◆ WHAT THE TASK REQUIRES
Keep the wording of each record exactly the same when you repeat it, and leave out pictures.

(Dataset items)
┌──
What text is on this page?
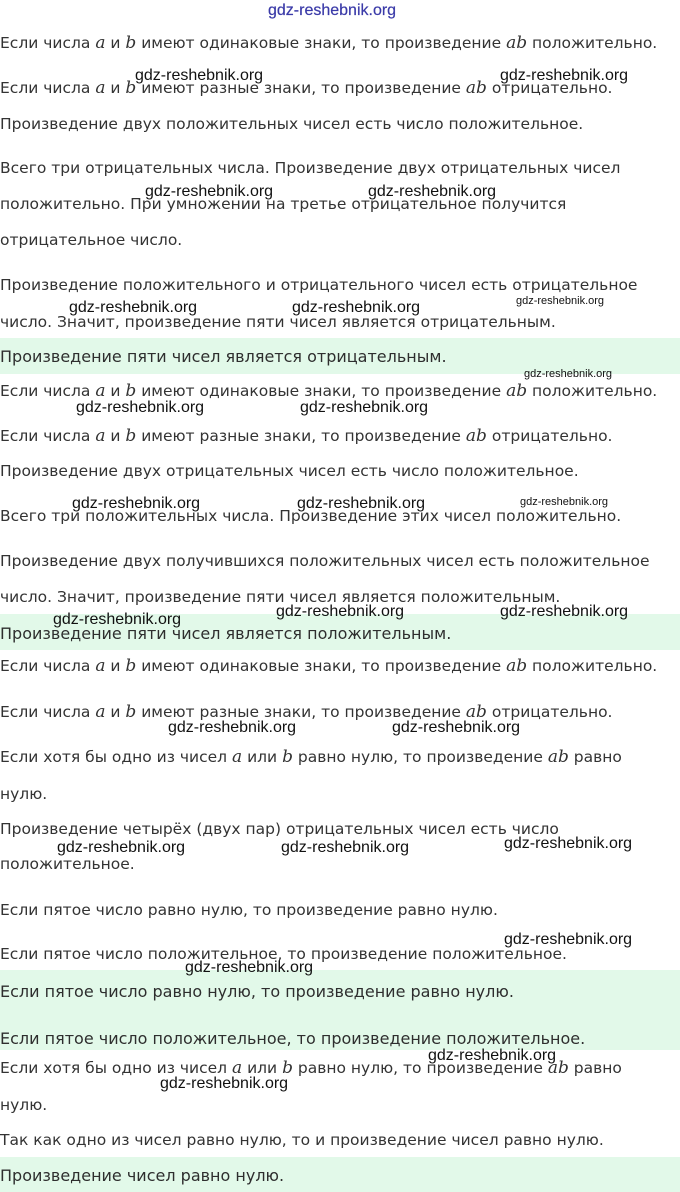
Если числа a и b имеют одинаковые знаки, то произведение ab положительно.
Если числа a и b имеют разные знаки, то произведение ab отрицательно.
Произведение двух положительных чисел есть число положительное.
Всего три отрицательных числа. Произведение двух отрицательных чисел
положительно. При умножении на третье отрицательное получится
отрицательное число.
Произведение положительного и отрицательного чисел есть отрицательное
число. Значит, произведение пяти чисел является отрицательным.
Произведение пяти чисел является отрицательным.
Если числа a и b имеют одинаковые знаки, то произведение ab положительно.
Если числа a и b имеют разные знаки, то произведение ab отрицательно.
Произведение двух отрицательных чисел есть число положительное.
Всего три положительных числа. Произведение этих чисел положительно.
Произведение двух получившихся положительных чисел есть положительное
число. Значит, произведение пяти чисел является положительным.
Произведение пяти чисел является положительным.
Если числа a и b имеют одинаковые знаки, то произведение ab положительно.
Если числа a и b имеют разные знаки, то произведение ab отрицательно.
Если хотя бы одно из чисел a или b равно нулю, то произведение ab равно
нулю.
Произведение четырёх (двух пар) отрицательных чисел есть число
положительное.
Если пятое число равно нулю, то произведение равно нулю.
Если пятое число положительное, то произведение положительное.
Если пятое число равно нулю, то произведение равно нулю.
Если пятое число положительное, то произведение положительное.
Если хотя бы одно из чисел a или b равно нулю, то произведение ab равно
нулю.
Так как одно из чисел равно нулю, то и произведение чисел равно нулю.
Произведение чисел равно нулю.
gdz-reshebnik.org
gdz-reshebnik.org	gdz-reshebnik.org
gdz-reshebnik.org	gdz-reshebnik.org
gdz-reshebnik.org	gdz-reshebnik.org	gdz-reshebnik.org
gdz-reshebnik.org
gdz-reshebnik.org	gdz-reshebnik.org
gdz-reshebnik.org	gdz-reshebnik.org	gdz-reshebnik.org
gdz-reshebnik.org	gdz-reshebnik.org	gdz-reshebnik.org
gdz-reshebnik.org	gdz-reshebnik.org
gdz-reshebnik.org	gdz-reshebnik.org	gdz-reshebnik.org
gdz-reshebnik.org
gdz-reshebnik.org
gdz-reshebnik.org
gdz-reshebnik.org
└──
◆ CORRECT ANSWER
What text is on this page?
Если числа a и b имеют одинаковые знаки, то произведение ab положительно.
Если числа a и b имеют разные знаки, то произведение ab отрицательно.
Произведение двух положительных чисел есть число положительное.
Всего три отрицательных числа. Произведение двух отрицательных чисел
положительно. При умножении на третье отрицательное получится
отрицательное число.
Произведение положительного и отрицательного чисел есть отрицательное
число. Значит, произведение пяти чисел является отрицательным.
Произведение пяти чисел является отрицательным.
Если числа a и b имеют одинаковые знаки, то произведение ab положительно.
Если числа a и b имеют разные знаки, то произведение ab отрицательно.
Произведение двух отрицательных чисел есть число положительное.
Всего три положительных числа. Произведение этих чисел положительно.
Произведение двух получившихся положительных чисел есть положительное
число. Значит, произведение пяти чисел является положительным.
Произведение пяти чисел является положительным.
Если числа a и b имеют одинаковые знаки, то произведение ab положительно.
Если числа a и b имеют разные знаки, то произведение ab отрицательно.
Если хотя бы одно из чисел a или b равно нулю, то произведение ab равно
нулю.
Произведение четырёх (двух пар) отрицательных чисел есть число
положительное.
Если пятое число равно нулю, то произведение равно нулю.
Если пятое число положительное, то произведение положительное.
Если пятое число равно нулю, то произведение равно нулю.
Если пятое число положительное, то произведение положительное.
Если хотя бы одно из чисел a или b равно нулю, то произведение ab равно
нулю.
Так как одно из чисел равно нулю, то и произведение чисел равно нулю.
Произведение чисел равно нулю.
gdz-reshebnik.org
gdz-reshebnik.org	gdz-reshebnik.org
gdz-reshebnik.org	gdz-reshebnik.org
gdz-reshebnik.org	gdz-reshebnik.org	gdz-reshebnik.org
gdz-reshebnik.org
gdz-reshebnik.org	gdz-reshebnik.org
gdz-reshebnik.org	gdz-reshebnik.org	gdz-reshebnik.org
gdz-reshebnik.org	gdz-reshebnik.org	gdz-reshebnik.org
gdz-reshebnik.org	gdz-reshebnik.org
gdz-reshebnik.org	gdz-reshebnik.org	gdz-reshebnik.org
gdz-reshebnik.org
gdz-reshebnik.org
gdz-reshebnik.org
gdz-reshebnik.org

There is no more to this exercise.